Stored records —
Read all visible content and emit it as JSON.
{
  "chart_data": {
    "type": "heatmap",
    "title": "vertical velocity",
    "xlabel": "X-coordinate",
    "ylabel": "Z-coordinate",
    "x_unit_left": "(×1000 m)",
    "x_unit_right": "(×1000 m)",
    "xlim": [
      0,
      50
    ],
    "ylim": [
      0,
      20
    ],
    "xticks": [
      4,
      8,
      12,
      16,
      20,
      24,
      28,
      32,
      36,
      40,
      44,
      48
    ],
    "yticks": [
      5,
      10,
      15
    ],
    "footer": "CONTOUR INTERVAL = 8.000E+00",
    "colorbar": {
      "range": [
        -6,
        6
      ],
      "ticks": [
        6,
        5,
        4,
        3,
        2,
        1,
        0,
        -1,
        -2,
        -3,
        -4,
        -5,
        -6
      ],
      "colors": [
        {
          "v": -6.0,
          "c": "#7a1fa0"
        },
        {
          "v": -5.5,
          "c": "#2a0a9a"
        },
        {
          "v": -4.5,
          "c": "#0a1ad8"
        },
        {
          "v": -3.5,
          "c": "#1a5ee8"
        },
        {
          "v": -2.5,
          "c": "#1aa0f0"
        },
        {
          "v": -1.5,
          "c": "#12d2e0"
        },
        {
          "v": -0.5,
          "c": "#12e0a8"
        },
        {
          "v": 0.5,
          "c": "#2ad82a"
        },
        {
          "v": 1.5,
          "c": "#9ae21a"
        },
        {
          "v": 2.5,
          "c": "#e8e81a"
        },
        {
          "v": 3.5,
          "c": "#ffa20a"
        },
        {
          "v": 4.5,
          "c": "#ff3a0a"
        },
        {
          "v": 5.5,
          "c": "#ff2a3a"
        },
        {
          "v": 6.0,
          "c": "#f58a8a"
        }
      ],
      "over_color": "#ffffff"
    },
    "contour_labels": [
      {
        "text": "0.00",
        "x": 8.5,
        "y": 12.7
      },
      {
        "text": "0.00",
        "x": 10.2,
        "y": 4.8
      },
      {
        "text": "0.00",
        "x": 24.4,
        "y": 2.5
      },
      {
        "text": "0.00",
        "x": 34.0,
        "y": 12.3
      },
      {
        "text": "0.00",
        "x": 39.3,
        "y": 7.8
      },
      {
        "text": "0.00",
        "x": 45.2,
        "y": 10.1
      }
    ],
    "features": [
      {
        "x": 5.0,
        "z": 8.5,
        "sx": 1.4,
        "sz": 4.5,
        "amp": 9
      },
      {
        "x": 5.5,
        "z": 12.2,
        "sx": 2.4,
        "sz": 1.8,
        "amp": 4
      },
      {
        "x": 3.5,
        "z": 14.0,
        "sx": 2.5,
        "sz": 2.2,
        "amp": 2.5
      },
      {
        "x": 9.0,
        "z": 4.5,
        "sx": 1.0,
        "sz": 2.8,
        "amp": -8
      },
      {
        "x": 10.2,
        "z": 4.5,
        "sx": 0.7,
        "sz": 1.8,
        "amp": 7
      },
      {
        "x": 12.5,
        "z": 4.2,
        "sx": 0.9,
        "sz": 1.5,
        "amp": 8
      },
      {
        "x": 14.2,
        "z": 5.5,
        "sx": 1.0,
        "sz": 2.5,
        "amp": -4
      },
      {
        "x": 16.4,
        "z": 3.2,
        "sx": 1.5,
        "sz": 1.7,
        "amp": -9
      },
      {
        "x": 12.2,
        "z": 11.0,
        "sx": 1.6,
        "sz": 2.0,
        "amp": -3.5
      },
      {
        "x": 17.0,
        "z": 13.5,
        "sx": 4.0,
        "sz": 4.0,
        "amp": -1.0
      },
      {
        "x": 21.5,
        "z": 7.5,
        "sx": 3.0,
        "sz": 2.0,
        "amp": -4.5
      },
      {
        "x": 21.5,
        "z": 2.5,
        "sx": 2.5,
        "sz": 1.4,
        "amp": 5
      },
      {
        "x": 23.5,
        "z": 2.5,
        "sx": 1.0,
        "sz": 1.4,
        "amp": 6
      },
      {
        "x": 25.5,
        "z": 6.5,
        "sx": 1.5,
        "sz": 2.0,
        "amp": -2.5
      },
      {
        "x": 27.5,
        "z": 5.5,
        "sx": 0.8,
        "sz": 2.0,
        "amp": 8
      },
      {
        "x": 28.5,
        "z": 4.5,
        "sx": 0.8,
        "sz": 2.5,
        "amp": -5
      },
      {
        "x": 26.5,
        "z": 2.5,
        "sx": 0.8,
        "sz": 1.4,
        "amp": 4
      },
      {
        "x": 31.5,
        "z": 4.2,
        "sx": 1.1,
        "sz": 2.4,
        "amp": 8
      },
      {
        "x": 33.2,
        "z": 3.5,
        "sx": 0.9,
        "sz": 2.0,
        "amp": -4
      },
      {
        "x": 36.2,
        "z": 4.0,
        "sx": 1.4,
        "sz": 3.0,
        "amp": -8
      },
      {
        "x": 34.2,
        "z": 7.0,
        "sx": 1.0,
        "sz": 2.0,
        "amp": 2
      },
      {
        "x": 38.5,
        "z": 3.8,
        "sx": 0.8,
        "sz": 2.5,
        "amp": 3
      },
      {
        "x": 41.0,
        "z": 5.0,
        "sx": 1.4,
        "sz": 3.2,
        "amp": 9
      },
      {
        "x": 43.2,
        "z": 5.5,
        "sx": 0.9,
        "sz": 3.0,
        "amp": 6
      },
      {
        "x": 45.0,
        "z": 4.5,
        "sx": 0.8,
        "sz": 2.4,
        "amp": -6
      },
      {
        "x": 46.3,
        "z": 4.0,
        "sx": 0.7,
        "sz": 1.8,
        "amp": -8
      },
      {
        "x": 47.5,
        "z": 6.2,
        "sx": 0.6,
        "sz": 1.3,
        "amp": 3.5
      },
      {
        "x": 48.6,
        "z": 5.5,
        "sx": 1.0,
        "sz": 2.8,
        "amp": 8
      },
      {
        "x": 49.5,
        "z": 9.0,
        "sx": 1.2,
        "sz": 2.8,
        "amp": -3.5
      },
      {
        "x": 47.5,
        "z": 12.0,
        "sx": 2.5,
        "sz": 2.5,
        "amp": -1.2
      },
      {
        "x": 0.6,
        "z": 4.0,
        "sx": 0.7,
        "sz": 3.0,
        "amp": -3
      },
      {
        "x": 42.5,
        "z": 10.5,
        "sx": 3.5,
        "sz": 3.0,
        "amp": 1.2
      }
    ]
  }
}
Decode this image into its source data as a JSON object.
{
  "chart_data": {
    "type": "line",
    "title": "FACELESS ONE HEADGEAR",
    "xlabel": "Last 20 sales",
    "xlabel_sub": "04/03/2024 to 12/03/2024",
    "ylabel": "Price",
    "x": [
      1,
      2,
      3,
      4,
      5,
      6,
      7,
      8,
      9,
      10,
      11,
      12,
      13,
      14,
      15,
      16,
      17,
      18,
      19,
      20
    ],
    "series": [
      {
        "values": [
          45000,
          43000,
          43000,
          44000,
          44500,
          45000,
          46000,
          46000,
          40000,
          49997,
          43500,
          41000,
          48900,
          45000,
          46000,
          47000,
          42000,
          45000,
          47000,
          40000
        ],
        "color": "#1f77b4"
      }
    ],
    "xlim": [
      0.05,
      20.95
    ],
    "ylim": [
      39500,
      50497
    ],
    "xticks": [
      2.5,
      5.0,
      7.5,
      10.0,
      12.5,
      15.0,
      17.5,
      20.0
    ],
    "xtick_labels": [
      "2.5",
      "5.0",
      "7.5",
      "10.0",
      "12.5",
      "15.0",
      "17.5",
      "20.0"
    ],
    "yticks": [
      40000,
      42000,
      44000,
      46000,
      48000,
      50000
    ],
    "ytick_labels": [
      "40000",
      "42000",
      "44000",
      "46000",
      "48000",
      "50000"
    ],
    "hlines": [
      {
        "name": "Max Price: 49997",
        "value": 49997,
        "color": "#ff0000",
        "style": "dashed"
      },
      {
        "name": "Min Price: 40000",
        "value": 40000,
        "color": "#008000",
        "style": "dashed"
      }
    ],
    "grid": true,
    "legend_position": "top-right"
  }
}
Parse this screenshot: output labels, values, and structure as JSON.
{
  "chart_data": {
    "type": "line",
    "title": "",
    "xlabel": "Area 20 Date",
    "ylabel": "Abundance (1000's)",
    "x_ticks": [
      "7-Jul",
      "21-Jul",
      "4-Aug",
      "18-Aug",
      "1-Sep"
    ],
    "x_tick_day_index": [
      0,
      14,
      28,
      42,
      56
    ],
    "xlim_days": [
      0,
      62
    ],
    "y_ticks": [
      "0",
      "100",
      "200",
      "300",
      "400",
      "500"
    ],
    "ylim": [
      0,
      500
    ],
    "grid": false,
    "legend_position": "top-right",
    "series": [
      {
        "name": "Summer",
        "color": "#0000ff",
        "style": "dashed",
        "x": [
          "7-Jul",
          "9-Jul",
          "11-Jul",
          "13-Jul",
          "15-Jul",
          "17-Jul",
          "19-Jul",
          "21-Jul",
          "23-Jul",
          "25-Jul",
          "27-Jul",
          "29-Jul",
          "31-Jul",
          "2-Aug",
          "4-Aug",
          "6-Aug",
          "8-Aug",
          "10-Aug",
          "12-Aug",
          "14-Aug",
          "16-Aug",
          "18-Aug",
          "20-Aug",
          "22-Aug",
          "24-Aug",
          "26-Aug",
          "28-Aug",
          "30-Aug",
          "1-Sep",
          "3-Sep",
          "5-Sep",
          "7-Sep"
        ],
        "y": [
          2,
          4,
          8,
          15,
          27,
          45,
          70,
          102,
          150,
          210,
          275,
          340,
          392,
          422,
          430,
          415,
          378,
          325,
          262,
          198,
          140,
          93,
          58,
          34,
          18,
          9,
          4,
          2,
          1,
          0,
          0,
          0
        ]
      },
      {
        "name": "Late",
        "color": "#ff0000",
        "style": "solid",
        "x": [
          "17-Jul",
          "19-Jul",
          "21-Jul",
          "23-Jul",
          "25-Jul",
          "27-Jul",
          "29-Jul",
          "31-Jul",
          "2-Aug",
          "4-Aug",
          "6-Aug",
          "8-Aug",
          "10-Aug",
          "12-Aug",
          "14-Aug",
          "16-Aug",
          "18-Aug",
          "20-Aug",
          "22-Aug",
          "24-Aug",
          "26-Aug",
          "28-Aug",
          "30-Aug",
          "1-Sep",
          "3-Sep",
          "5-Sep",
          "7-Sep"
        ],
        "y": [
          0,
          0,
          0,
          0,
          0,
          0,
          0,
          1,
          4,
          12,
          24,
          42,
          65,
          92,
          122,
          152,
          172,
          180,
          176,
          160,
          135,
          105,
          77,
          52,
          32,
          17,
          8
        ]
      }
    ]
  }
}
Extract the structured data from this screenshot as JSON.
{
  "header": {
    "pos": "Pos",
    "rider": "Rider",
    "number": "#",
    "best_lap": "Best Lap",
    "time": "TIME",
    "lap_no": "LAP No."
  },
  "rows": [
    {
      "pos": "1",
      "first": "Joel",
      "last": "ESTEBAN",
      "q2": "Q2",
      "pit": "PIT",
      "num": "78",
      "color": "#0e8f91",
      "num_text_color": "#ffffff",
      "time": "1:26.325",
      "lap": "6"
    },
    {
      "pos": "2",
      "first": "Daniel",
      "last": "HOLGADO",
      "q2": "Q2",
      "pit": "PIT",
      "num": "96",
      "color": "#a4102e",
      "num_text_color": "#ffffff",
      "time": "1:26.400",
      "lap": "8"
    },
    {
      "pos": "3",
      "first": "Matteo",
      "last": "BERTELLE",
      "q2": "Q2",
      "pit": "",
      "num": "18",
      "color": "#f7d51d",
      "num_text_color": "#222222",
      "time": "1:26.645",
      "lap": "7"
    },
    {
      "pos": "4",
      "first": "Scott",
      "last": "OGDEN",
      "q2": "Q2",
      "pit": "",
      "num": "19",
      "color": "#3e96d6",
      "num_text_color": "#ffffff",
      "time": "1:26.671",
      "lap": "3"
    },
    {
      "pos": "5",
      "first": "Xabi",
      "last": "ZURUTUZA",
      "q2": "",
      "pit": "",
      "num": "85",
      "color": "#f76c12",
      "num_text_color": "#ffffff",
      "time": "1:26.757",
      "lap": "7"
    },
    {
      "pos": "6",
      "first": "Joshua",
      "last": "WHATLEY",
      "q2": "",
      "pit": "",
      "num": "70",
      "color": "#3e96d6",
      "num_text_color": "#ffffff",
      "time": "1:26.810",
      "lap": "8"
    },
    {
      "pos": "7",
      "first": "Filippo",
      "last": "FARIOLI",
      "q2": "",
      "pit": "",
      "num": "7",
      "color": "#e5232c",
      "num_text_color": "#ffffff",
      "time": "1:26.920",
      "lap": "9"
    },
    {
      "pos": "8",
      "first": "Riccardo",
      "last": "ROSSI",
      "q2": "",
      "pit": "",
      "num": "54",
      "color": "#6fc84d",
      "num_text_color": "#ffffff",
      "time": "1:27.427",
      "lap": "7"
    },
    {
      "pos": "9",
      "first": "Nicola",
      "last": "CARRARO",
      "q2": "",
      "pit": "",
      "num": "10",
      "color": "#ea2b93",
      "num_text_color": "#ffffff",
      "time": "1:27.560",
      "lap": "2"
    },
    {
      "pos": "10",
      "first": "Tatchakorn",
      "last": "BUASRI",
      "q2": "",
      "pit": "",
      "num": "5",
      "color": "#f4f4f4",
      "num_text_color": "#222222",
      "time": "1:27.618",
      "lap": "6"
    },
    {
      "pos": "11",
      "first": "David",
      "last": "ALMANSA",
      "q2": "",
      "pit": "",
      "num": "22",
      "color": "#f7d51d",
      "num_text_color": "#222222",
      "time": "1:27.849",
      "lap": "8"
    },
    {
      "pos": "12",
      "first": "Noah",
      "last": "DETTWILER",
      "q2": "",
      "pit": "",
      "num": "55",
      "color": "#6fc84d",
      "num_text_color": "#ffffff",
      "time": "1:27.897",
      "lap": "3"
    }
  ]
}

WHAT NEEDS TO BE DONE —
Count the lines in the records above that contain the word "title", and give only the number.

RESULT FOR THIS EXERCISE —
3